>>>

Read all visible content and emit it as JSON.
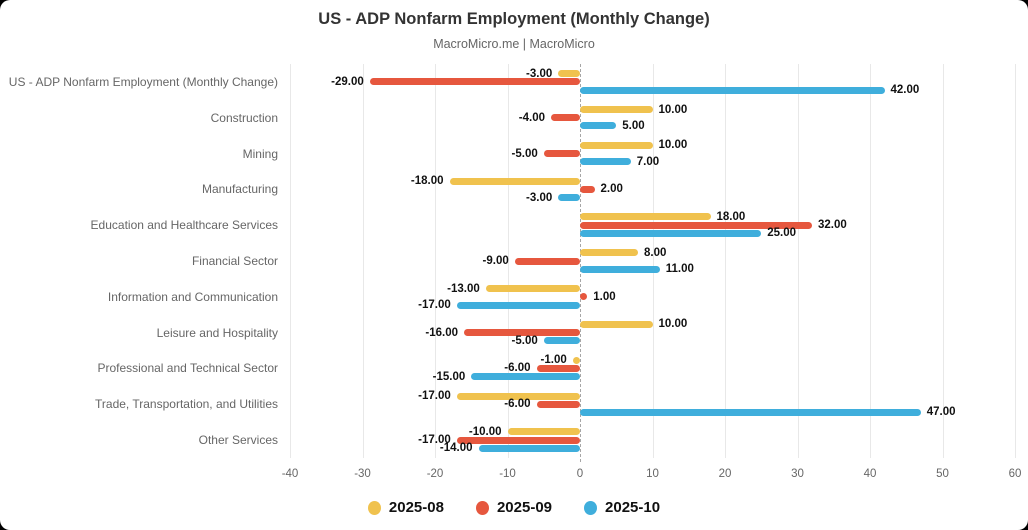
{
  "card": {
    "title": "US - ADP Nonfarm Employment (Monthly Change)",
    "subtitle": "MacroMicro.me | MacroMicro"
  },
  "chart_data": {
    "type": "bar",
    "orientation": "horizontal",
    "title": "US - ADP Nonfarm Employment (Monthly Change)",
    "subtitle": "MacroMicro.me | MacroMicro",
    "categories": [
      "US - ADP Nonfarm Employment (Monthly Change)",
      "Construction",
      "Mining",
      "Manufacturing",
      "Education and Healthcare Services",
      "Financial Sector",
      "Information and Communication",
      "Leisure and Hospitality",
      "Professional and Technical Sector",
      "Trade, Transportation, and Utilities",
      "Other Services"
    ],
    "series": [
      {
        "name": "2025-08",
        "color": "#F0C24E",
        "values": [
          -3,
          10,
          10,
          -18,
          18,
          8,
          -13,
          10,
          -1,
          -17,
          -10
        ]
      },
      {
        "name": "2025-09",
        "color": "#E6573E",
        "values": [
          -29,
          -4,
          -5,
          2,
          32,
          -9,
          1,
          -16,
          -6,
          -6,
          -17
        ]
      },
      {
        "name": "2025-10",
        "color": "#3FAEDC",
        "values": [
          42,
          5,
          7,
          -3,
          25,
          11,
          -17,
          -5,
          -15,
          47,
          -14
        ]
      }
    ],
    "xlim": [
      -40,
      60
    ],
    "xticks": [
      -40,
      -30,
      -20,
      -10,
      0,
      10,
      20,
      30,
      40,
      50,
      60
    ],
    "value_label_decimals": 2,
    "grid": true,
    "legend_position": "bottom"
  },
  "style": {
    "page_background": "#000000",
    "card_background": "#ffffff",
    "title_color": "#333333",
    "subtitle_color": "#666666",
    "axis_text_color": "#666666",
    "grid_color": "#e8e8e8",
    "zero_line_color": "#a6a6a6",
    "value_label_color": "#111111"
  }
}
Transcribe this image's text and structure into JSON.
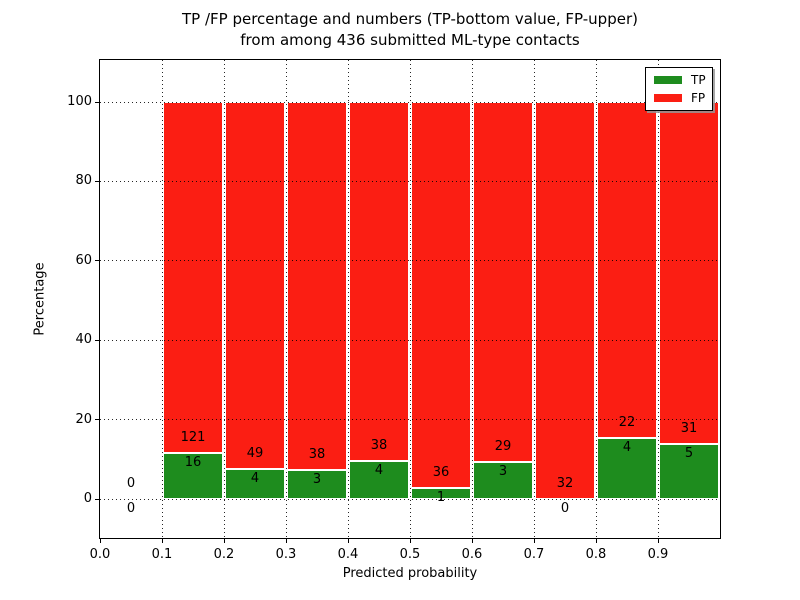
{
  "chart_data": {
    "type": "bar",
    "stacked": true,
    "title_line1": "TP /FP percentage and numbers (TP-bottom value, FP-upper)",
    "title_line2": "from among 436 submitted ML-type contacts",
    "xlabel": "Predicted probability",
    "ylabel": "Percentage",
    "total_contacts": 436,
    "xlim": [
      0.0,
      1.0
    ],
    "ylim": [
      -9.8,
      110.6
    ],
    "grid": "dotted",
    "yticks": [
      0,
      20,
      40,
      60,
      80,
      100
    ],
    "xticks": [
      {
        "x": 0.0,
        "label": "0.0"
      },
      {
        "x": 0.1,
        "label": "0.1"
      },
      {
        "x": 0.2,
        "label": "0.2"
      },
      {
        "x": 0.3,
        "label": "0.3"
      },
      {
        "x": 0.4,
        "label": "0.4"
      },
      {
        "x": 0.5,
        "label": "0.5"
      },
      {
        "x": 0.6,
        "label": "0.6"
      },
      {
        "x": 0.7,
        "label": "0.7"
      },
      {
        "x": 0.8,
        "label": "0.8"
      },
      {
        "x": 0.9,
        "label": "0.9"
      }
    ],
    "legend": {
      "position": "upper right",
      "entries": [
        {
          "name": "TP",
          "color": "#1e8c1e"
        },
        {
          "name": "FP",
          "color": "#fb1e13"
        }
      ]
    },
    "bins": [
      {
        "x_range": [
          0.0,
          0.1
        ],
        "tp": 0,
        "fp": 0,
        "tp_pct": 0.0,
        "fp_pct": 0.0
      },
      {
        "x_range": [
          0.1,
          0.2
        ],
        "tp": 16,
        "fp": 121,
        "tp_pct": 11.68,
        "fp_pct": 88.32
      },
      {
        "x_range": [
          0.2,
          0.3
        ],
        "tp": 4,
        "fp": 49,
        "tp_pct": 7.55,
        "fp_pct": 92.45
      },
      {
        "x_range": [
          0.3,
          0.4
        ],
        "tp": 3,
        "fp": 38,
        "tp_pct": 7.32,
        "fp_pct": 92.68
      },
      {
        "x_range": [
          0.4,
          0.5
        ],
        "tp": 4,
        "fp": 38,
        "tp_pct": 9.52,
        "fp_pct": 90.48
      },
      {
        "x_range": [
          0.5,
          0.6
        ],
        "tp": 1,
        "fp": 36,
        "tp_pct": 2.7,
        "fp_pct": 97.3
      },
      {
        "x_range": [
          0.6,
          0.7
        ],
        "tp": 3,
        "fp": 29,
        "tp_pct": 9.38,
        "fp_pct": 90.62
      },
      {
        "x_range": [
          0.7,
          0.8
        ],
        "tp": 0,
        "fp": 32,
        "tp_pct": 0.0,
        "fp_pct": 100.0
      },
      {
        "x_range": [
          0.8,
          0.9
        ],
        "tp": 4,
        "fp": 22,
        "tp_pct": 15.38,
        "fp_pct": 84.62
      },
      {
        "x_range": [
          0.9,
          1.0
        ],
        "tp": 5,
        "fp": 31,
        "tp_pct": 13.89,
        "fp_pct": 86.11
      }
    ]
  }
}
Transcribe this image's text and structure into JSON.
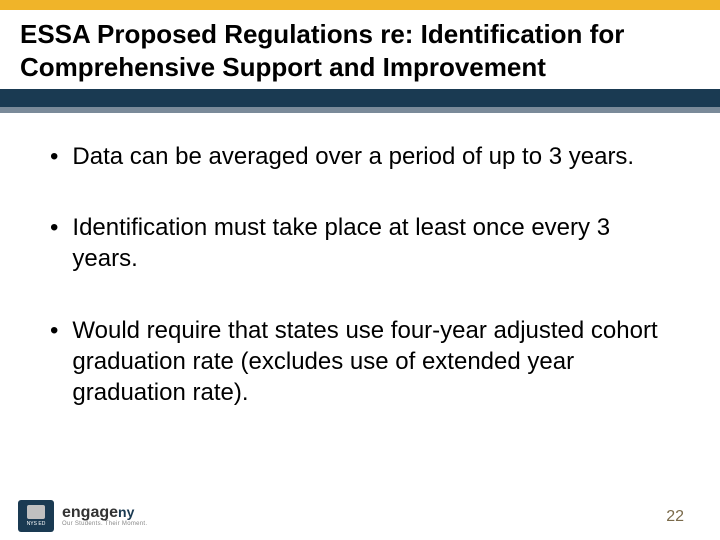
{
  "colors": {
    "gold": "#f0b429",
    "navy": "#1a3a52",
    "gray_band": "#7a8a99",
    "text": "#000000",
    "page_num": "#7a6a4a"
  },
  "title": "ESSA Proposed Regulations re: Identification for Comprehensive Support and Improvement",
  "bullets": [
    "Data can be averaged over a period of up to 3 years.",
    "Identification must take place at least once every 3 years.",
    "Would require that states use four-year adjusted cohort graduation rate (excludes use of extended year graduation rate)."
  ],
  "footer": {
    "nysed_label": "NYS ED",
    "engage_text": "engage",
    "engage_suffix": "ny",
    "engage_tagline": "Our Students. Their Moment.",
    "page_number": "22"
  }
}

<<<

● TASK PROMPT
Quote every line word for word and keep the images out of the copy.

● WRITTEN RESPONSE
Read all visible content and emit it as JSON.
{
  "card": {
    "title": "US - ADP Nonfarm Employment (Monthly Change)",
    "subtitle": "MacroMicro.me | MacroMicro"
  },
  "chart_data": {
    "type": "bar",
    "orientation": "horizontal",
    "title": "US - ADP Nonfarm Employment (Monthly Change)",
    "subtitle": "MacroMicro.me | MacroMicro",
    "categories": [
      "US - ADP Nonfarm Employment (Monthly Change)",
      "Construction",
      "Mining",
      "Manufacturing",
      "Education and Healthcare Services",
      "Financial Sector",
      "Information and Communication",
      "Leisure and Hospitality",
      "Professional and Technical Sector",
      "Trade, Transportation, and Utilities",
      "Other Services"
    ],
    "series": [
      {
        "name": "2025-08",
        "color": "#F0C24E",
        "values": [
          -3,
          10,
          10,
          -18,
          18,
          8,
          -13,
          10,
          -1,
          -17,
          -10
        ]
      },
      {
        "name": "2025-09",
        "color": "#E6573E",
        "values": [
          -29,
          -4,
          -5,
          2,
          32,
          -9,
          1,
          -16,
          -6,
          -6,
          -17
        ]
      },
      {
        "name": "2025-10",
        "color": "#3FAEDC",
        "values": [
          42,
          5,
          7,
          -3,
          25,
          11,
          -17,
          -5,
          -15,
          47,
          -14
        ]
      }
    ],
    "xlim": [
      -40,
      60
    ],
    "xticks": [
      -40,
      -30,
      -20,
      -10,
      0,
      10,
      20,
      30,
      40,
      50,
      60
    ],
    "value_label_decimals": 2,
    "grid": true,
    "legend_position": "bottom"
  },
  "style": {
    "page_background": "#000000",
    "card_background": "#ffffff",
    "title_color": "#333333",
    "subtitle_color": "#666666",
    "axis_text_color": "#666666",
    "grid_color": "#e8e8e8",
    "zero_line_color": "#a6a6a6",
    "value_label_color": "#111111"
  }
}
Transcribe this image's text and structure into JSON.
{
  "chart_data": {
    "type": "bar",
    "stacked": true,
    "title_line1": "TP /FP percentage and numbers (TP-bottom value, FP-upper)",
    "title_line2": "from among 436 submitted ML-type contacts",
    "xlabel": "Predicted probability",
    "ylabel": "Percentage",
    "total_contacts": 436,
    "xlim": [
      0.0,
      1.0
    ],
    "ylim": [
      -9.8,
      110.6
    ],
    "grid": "dotted",
    "yticks": [
      0,
      20,
      40,
      60,
      80,
      100
    ],
    "xticks": [
      {
        "x": 0.0,
        "label": "0.0"
      },
      {
        "x": 0.1,
        "label": "0.1"
      },
      {
        "x": 0.2,
        "label": "0.2"
      },
      {
        "x": 0.3,
        "label": "0.3"
      },
      {
        "x": 0.4,
        "label": "0.4"
      },
      {
        "x": 0.5,
        "label": "0.5"
      },
      {
        "x": 0.6,
        "label": "0.6"
      },
      {
        "x": 0.7,
        "label": "0.7"
      },
      {
        "x": 0.8,
        "label": "0.8"
      },
      {
        "x": 0.9,
        "label": "0.9"
      }
    ],
    "legend": {
      "position": "upper right",
      "entries": [
        {
          "name": "TP",
          "color": "#1e8c1e"
        },
        {
          "name": "FP",
          "color": "#fb1e13"
        }
      ]
    },
    "bins": [
      {
        "x_range": [
          0.0,
          0.1
        ],
        "tp": 0,
        "fp": 0,
        "tp_pct": 0.0,
        "fp_pct": 0.0
      },
      {
        "x_range": [
          0.1,
          0.2
        ],
        "tp": 16,
        "fp": 121,
        "tp_pct": 11.68,
        "fp_pct": 88.32
      },
      {
        "x_range": [
          0.2,
          0.3
        ],
        "tp": 4,
        "fp": 49,
        "tp_pct": 7.55,
        "fp_pct": 92.45
      },
      {
        "x_range": [
          0.3,
          0.4
        ],
        "tp": 3,
        "fp": 38,
        "tp_pct": 7.32,
        "fp_pct": 92.68
      },
      {
        "x_range": [
          0.4,
          0.5
        ],
        "tp": 4,
        "fp": 38,
        "tp_pct": 9.52,
        "fp_pct": 90.48
      },
      {
        "x_range": [
          0.5,
          0.6
        ],
        "tp": 1,
        "fp": 36,
        "tp_pct": 2.7,
        "fp_pct": 97.3
      },
      {
        "x_range": [
          0.6,
          0.7
        ],
        "tp": 3,
        "fp": 29,
        "tp_pct": 9.38,
        "fp_pct": 90.62
      },
      {
        "x_range": [
          0.7,
          0.8
        ],
        "tp": 0,
        "fp": 32,
        "tp_pct": 0.0,
        "fp_pct": 100.0
      },
      {
        "x_range": [
          0.8,
          0.9
        ],
        "tp": 4,
        "fp": 22,
        "tp_pct": 15.38,
        "fp_pct": 84.62
      },
      {
        "x_range": [
          0.9,
          1.0
        ],
        "tp": 5,
        "fp": 31,
        "tp_pct": 13.89,
        "fp_pct": 86.11
      }
    ]
  }
}
Transcribe this image's text and structure into JSON.
{
  "colors": {
    "gold": "#f0b429",
    "navy": "#1a3a52",
    "gray_band": "#7a8a99",
    "text": "#000000",
    "page_num": "#7a6a4a"
  },
  "title": "ESSA Proposed Regulations re: Identification for Comprehensive Support and Improvement",
  "bullets": [
    "Data can be averaged over a period of up to 3 years.",
    "Identification must take place at least once every 3 years.",
    "Would require that states use four-year adjusted cohort graduation rate (excludes use of extended year graduation rate)."
  ],
  "footer": {
    "nysed_label": "NYS ED",
    "engage_text": "engage",
    "engage_suffix": "ny",
    "engage_tagline": "Our Students. Their Moment.",
    "page_number": "22"
  }
}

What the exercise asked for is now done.